• Work to do: Take the material below and retype it in full; pictures are left out.

-=-=-

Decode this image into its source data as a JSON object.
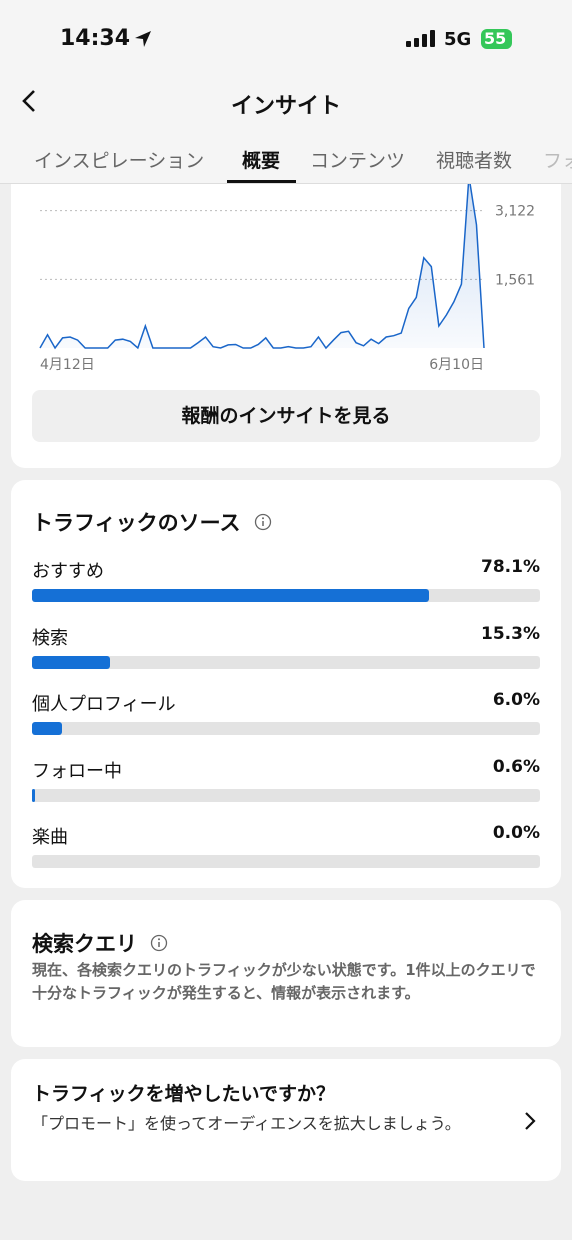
{
  "status_bar": {
    "time": "14:34",
    "network": "5G",
    "battery": "55"
  },
  "header": {
    "title": "インサイト",
    "tabs": [
      "インスピレーション",
      "概要",
      "コンテンツ",
      "視聴者数",
      "フォ"
    ]
  },
  "chart_data": [
    {
      "type": "line",
      "categories": [
        "4月12日",
        null,
        null,
        null,
        null,
        null,
        null,
        null,
        null,
        null,
        null,
        null,
        null,
        null,
        null,
        null,
        null,
        null,
        null,
        null,
        null,
        null,
        null,
        null,
        null,
        null,
        null,
        null,
        null,
        null,
        null,
        null,
        null,
        null,
        null,
        null,
        null,
        null,
        null,
        null,
        null,
        null,
        null,
        null,
        null,
        null,
        null,
        null,
        null,
        null,
        null,
        null,
        null,
        null,
        null,
        null,
        null,
        null,
        null,
        "6月10日"
      ],
      "values": [
        0,
        300,
        0,
        230,
        250,
        180,
        0,
        0,
        0,
        0,
        180,
        200,
        150,
        0,
        500,
        0,
        0,
        0,
        0,
        0,
        0,
        120,
        250,
        30,
        0,
        70,
        80,
        0,
        0,
        80,
        230,
        0,
        0,
        30,
        0,
        0,
        30,
        250,
        0,
        180,
        350,
        380,
        120,
        50,
        200,
        100,
        250,
        280,
        340,
        900,
        1150,
        2050,
        1850,
        500,
        750,
        1050,
        1450,
        3900,
        2800,
        0
      ],
      "color": "#1a66c9",
      "ylim": [
        0,
        3750
      ],
      "yticks": [
        {
          "value": 1561,
          "label": "1,561"
        },
        {
          "value": 3122,
          "label": "3,122"
        }
      ],
      "grid": true
    },
    {
      "type": "bar",
      "orientation": "horizontal",
      "title": "トラフィックのソース",
      "categories": [
        "おすすめ",
        "検索",
        "個人プロフィール",
        "フォロー中",
        "楽曲"
      ],
      "values": [
        78.1,
        15.3,
        6.0,
        0.6,
        0.0
      ],
      "value_labels": [
        "78.1%",
        "15.3%",
        "6.0%",
        "0.6%",
        "0.0%"
      ],
      "xlim": [
        0,
        100
      ],
      "color": "#1570d6"
    }
  ],
  "rewards_button": "報酬のインサイトを見る",
  "search_queries": {
    "title": "検索クエリ",
    "message": "現在、各検索クエリのトラフィックが少ない状態です。1件以上のクエリで十分なトラフィックが発生すると、情報が表示されます。"
  },
  "promotion": {
    "title": "トラフィックを増やしたいですか？",
    "message": "「プロモート」を使ってオーディエンスを拡大しましょう。"
  }
}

-=-=-

• Solution for this task:
Decode this image into its source data as a JSON object.
{
  "status_bar": {
    "time": "14:34",
    "network": "5G",
    "battery": "55"
  },
  "header": {
    "title": "インサイト",
    "tabs": [
      "インスピレーション",
      "概要",
      "コンテンツ",
      "視聴者数",
      "フォ"
    ]
  },
  "chart_data": [
    {
      "type": "line",
      "categories": [
        "4月12日",
        null,
        null,
        null,
        null,
        null,
        null,
        null,
        null,
        null,
        null,
        null,
        null,
        null,
        null,
        null,
        null,
        null,
        null,
        null,
        null,
        null,
        null,
        null,
        null,
        null,
        null,
        null,
        null,
        null,
        null,
        null,
        null,
        null,
        null,
        null,
        null,
        null,
        null,
        null,
        null,
        null,
        null,
        null,
        null,
        null,
        null,
        null,
        null,
        null,
        null,
        null,
        null,
        null,
        null,
        null,
        null,
        null,
        null,
        "6月10日"
      ],
      "values": [
        0,
        300,
        0,
        230,
        250,
        180,
        0,
        0,
        0,
        0,
        180,
        200,
        150,
        0,
        500,
        0,
        0,
        0,
        0,
        0,
        0,
        120,
        250,
        30,
        0,
        70,
        80,
        0,
        0,
        80,
        230,
        0,
        0,
        30,
        0,
        0,
        30,
        250,
        0,
        180,
        350,
        380,
        120,
        50,
        200,
        100,
        250,
        280,
        340,
        900,
        1150,
        2050,
        1850,
        500,
        750,
        1050,
        1450,
        3900,
        2800,
        0
      ],
      "color": "#1a66c9",
      "ylim": [
        0,
        3750
      ],
      "yticks": [
        {
          "value": 1561,
          "label": "1,561"
        },
        {
          "value": 3122,
          "label": "3,122"
        }
      ],
      "grid": true
    },
    {
      "type": "bar",
      "orientation": "horizontal",
      "title": "トラフィックのソース",
      "categories": [
        "おすすめ",
        "検索",
        "個人プロフィール",
        "フォロー中",
        "楽曲"
      ],
      "values": [
        78.1,
        15.3,
        6.0,
        0.6,
        0.0
      ],
      "value_labels": [
        "78.1%",
        "15.3%",
        "6.0%",
        "0.6%",
        "0.0%"
      ],
      "xlim": [
        0,
        100
      ],
      "color": "#1570d6"
    }
  ],
  "rewards_button": "報酬のインサイトを見る",
  "search_queries": {
    "title": "検索クエリ",
    "message": "現在、各検索クエリのトラフィックが少ない状態です。1件以上のクエリで十分なトラフィックが発生すると、情報が表示されます。"
  },
  "promotion": {
    "title": "トラフィックを増やしたいですか？",
    "message": "「プロモート」を使ってオーディエンスを拡大しましょう。"
  }
}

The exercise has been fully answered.